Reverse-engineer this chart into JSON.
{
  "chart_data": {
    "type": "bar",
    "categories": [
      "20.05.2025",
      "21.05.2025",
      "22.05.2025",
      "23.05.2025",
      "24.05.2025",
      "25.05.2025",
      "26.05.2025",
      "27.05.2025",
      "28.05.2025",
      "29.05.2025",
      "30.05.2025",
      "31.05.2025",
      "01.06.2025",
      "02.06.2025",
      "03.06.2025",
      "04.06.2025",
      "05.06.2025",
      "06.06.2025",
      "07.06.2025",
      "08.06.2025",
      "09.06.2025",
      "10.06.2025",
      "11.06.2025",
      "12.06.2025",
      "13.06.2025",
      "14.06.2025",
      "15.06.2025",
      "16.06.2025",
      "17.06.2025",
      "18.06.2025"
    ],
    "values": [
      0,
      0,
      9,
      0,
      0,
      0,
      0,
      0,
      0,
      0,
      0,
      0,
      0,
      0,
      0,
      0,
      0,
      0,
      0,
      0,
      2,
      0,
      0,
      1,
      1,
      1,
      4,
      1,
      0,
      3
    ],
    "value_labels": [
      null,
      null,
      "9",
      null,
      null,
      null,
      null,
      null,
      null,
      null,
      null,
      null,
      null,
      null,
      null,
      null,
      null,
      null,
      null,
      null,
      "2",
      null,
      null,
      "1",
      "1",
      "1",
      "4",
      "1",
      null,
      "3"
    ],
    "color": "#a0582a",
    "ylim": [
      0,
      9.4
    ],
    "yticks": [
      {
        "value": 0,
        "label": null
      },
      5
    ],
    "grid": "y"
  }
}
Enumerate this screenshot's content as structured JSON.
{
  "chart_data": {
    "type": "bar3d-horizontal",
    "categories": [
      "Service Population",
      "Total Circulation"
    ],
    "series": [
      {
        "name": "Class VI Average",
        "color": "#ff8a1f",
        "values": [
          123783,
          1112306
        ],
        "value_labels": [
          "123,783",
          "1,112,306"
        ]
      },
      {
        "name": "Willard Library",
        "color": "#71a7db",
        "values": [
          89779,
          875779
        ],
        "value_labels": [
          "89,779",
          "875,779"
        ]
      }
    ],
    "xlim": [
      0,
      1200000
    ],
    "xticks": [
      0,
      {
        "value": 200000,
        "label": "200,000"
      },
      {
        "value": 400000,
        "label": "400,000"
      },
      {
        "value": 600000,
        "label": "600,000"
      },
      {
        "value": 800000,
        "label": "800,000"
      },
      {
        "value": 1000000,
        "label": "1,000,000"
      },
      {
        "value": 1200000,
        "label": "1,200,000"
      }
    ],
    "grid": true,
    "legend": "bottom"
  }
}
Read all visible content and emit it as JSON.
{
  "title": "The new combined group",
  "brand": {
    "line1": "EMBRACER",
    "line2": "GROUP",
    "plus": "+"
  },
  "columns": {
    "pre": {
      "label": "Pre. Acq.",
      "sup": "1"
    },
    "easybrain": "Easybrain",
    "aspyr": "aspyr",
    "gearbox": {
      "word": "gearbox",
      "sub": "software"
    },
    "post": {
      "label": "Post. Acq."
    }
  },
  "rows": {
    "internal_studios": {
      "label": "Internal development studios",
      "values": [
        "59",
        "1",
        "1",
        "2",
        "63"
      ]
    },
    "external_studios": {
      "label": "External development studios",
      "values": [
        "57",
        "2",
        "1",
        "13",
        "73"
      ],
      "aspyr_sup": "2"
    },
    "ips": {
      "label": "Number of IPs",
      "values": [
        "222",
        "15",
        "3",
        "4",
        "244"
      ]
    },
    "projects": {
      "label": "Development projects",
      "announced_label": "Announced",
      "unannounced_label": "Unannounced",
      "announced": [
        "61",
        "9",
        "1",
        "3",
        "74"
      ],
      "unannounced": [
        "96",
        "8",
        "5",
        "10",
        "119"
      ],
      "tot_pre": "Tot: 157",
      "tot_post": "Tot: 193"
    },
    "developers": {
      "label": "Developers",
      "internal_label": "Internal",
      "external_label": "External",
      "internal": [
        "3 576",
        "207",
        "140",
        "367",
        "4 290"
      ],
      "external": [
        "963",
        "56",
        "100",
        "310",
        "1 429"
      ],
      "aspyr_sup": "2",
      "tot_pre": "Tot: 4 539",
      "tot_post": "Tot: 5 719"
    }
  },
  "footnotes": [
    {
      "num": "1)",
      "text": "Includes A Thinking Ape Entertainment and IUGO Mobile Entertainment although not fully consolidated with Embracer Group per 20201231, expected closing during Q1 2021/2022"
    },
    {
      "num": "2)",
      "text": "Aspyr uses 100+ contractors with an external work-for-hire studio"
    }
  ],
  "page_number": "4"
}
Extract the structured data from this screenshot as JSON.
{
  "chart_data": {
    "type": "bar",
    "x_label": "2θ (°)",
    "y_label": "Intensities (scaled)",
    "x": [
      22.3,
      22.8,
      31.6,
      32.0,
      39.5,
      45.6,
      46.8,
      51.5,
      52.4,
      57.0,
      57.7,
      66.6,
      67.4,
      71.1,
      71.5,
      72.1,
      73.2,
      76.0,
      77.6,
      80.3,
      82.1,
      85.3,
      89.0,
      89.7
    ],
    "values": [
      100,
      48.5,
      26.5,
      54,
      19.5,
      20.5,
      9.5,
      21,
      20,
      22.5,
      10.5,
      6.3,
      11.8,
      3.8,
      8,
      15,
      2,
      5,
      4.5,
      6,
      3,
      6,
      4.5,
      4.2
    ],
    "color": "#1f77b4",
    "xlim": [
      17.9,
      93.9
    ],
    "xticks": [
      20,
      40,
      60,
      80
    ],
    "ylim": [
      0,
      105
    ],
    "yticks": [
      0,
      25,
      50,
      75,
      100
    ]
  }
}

• WHAT YOU WILL DO
Transcribe the entire listing above precisely.

• THE OUTPUT
Reverse-engineer this chart into JSON.
{
  "chart_data": {
    "type": "bar",
    "categories": [
      "20.05.2025",
      "21.05.2025",
      "22.05.2025",
      "23.05.2025",
      "24.05.2025",
      "25.05.2025",
      "26.05.2025",
      "27.05.2025",
      "28.05.2025",
      "29.05.2025",
      "30.05.2025",
      "31.05.2025",
      "01.06.2025",
      "02.06.2025",
      "03.06.2025",
      "04.06.2025",
      "05.06.2025",
      "06.06.2025",
      "07.06.2025",
      "08.06.2025",
      "09.06.2025",
      "10.06.2025",
      "11.06.2025",
      "12.06.2025",
      "13.06.2025",
      "14.06.2025",
      "15.06.2025",
      "16.06.2025",
      "17.06.2025",
      "18.06.2025"
    ],
    "values": [
      0,
      0,
      9,
      0,
      0,
      0,
      0,
      0,
      0,
      0,
      0,
      0,
      0,
      0,
      0,
      0,
      0,
      0,
      0,
      0,
      2,
      0,
      0,
      1,
      1,
      1,
      4,
      1,
      0,
      3
    ],
    "value_labels": [
      null,
      null,
      "9",
      null,
      null,
      null,
      null,
      null,
      null,
      null,
      null,
      null,
      null,
      null,
      null,
      null,
      null,
      null,
      null,
      null,
      "2",
      null,
      null,
      "1",
      "1",
      "1",
      "4",
      "1",
      null,
      "3"
    ],
    "color": "#a0582a",
    "ylim": [
      0,
      9.4
    ],
    "yticks": [
      {
        "value": 0,
        "label": null
      },
      5
    ],
    "grid": "y"
  }
}
Enumerate this screenshot's content as structured JSON.
{
  "chart_data": {
    "type": "bar3d-horizontal",
    "categories": [
      "Service Population",
      "Total Circulation"
    ],
    "series": [
      {
        "name": "Class VI Average",
        "color": "#ff8a1f",
        "values": [
          123783,
          1112306
        ],
        "value_labels": [
          "123,783",
          "1,112,306"
        ]
      },
      {
        "name": "Willard Library",
        "color": "#71a7db",
        "values": [
          89779,
          875779
        ],
        "value_labels": [
          "89,779",
          "875,779"
        ]
      }
    ],
    "xlim": [
      0,
      1200000
    ],
    "xticks": [
      0,
      {
        "value": 200000,
        "label": "200,000"
      },
      {
        "value": 400000,
        "label": "400,000"
      },
      {
        "value": 600000,
        "label": "600,000"
      },
      {
        "value": 800000,
        "label": "800,000"
      },
      {
        "value": 1000000,
        "label": "1,000,000"
      },
      {
        "value": 1200000,
        "label": "1,200,000"
      }
    ],
    "grid": true,
    "legend": "bottom"
  }
}
Read all visible content and emit it as JSON.
{
  "title": "The new combined group",
  "brand": {
    "line1": "EMBRACER",
    "line2": "GROUP",
    "plus": "+"
  },
  "columns": {
    "pre": {
      "label": "Pre. Acq.",
      "sup": "1"
    },
    "easybrain": "Easybrain",
    "aspyr": "aspyr",
    "gearbox": {
      "word": "gearbox",
      "sub": "software"
    },
    "post": {
      "label": "Post. Acq."
    }
  },
  "rows": {
    "internal_studios": {
      "label": "Internal development studios",
      "values": [
        "59",
        "1",
        "1",
        "2",
        "63"
      ]
    },
    "external_studios": {
      "label": "External development studios",
      "values": [
        "57",
        "2",
        "1",
        "13",
        "73"
      ],
      "aspyr_sup": "2"
    },
    "ips": {
      "label": "Number of IPs",
      "values": [
        "222",
        "15",
        "3",
        "4",
        "244"
      ]
    },
    "projects": {
      "label": "Development projects",
      "announced_label": "Announced",
      "unannounced_label": "Unannounced",
      "announced": [
        "61",
        "9",
        "1",
        "3",
        "74"
      ],
      "unannounced": [
        "96",
        "8",
        "5",
        "10",
        "119"
      ],
      "tot_pre": "Tot: 157",
      "tot_post": "Tot: 193"
    },
    "developers": {
      "label": "Developers",
      "internal_label": "Internal",
      "external_label": "External",
      "internal": [
        "3 576",
        "207",
        "140",
        "367",
        "4 290"
      ],
      "external": [
        "963",
        "56",
        "100",
        "310",
        "1 429"
      ],
      "aspyr_sup": "2",
      "tot_pre": "Tot: 4 539",
      "tot_post": "Tot: 5 719"
    }
  },
  "footnotes": [
    {
      "num": "1)",
      "text": "Includes A Thinking Ape Entertainment and IUGO Mobile Entertainment although not fully consolidated with Embracer Group per 20201231, expected closing during Q1 2021/2022"
    },
    {
      "num": "2)",
      "text": "Aspyr uses 100+ contractors with an external work-for-hire studio"
    }
  ],
  "page_number": "4"
}
Extract the structured data from this screenshot as JSON.
{
  "chart_data": {
    "type": "bar",
    "x_label": "2θ (°)",
    "y_label": "Intensities (scaled)",
    "x": [
      22.3,
      22.8,
      31.6,
      32.0,
      39.5,
      45.6,
      46.8,
      51.5,
      52.4,
      57.0,
      57.7,
      66.6,
      67.4,
      71.1,
      71.5,
      72.1,
      73.2,
      76.0,
      77.6,
      80.3,
      82.1,
      85.3,
      89.0,
      89.7
    ],
    "values": [
      100,
      48.5,
      26.5,
      54,
      19.5,
      20.5,
      9.5,
      21,
      20,
      22.5,
      10.5,
      6.3,
      11.8,
      3.8,
      8,
      15,
      2,
      5,
      4.5,
      6,
      3,
      6,
      4.5,
      4.2
    ],
    "color": "#1f77b4",
    "xlim": [
      17.9,
      93.9
    ],
    "xticks": [
      20,
      40,
      60,
      80
    ],
    "ylim": [
      0,
      105
    ],
    "yticks": [
      0,
      25,
      50,
      75,
      100
    ]
  }
}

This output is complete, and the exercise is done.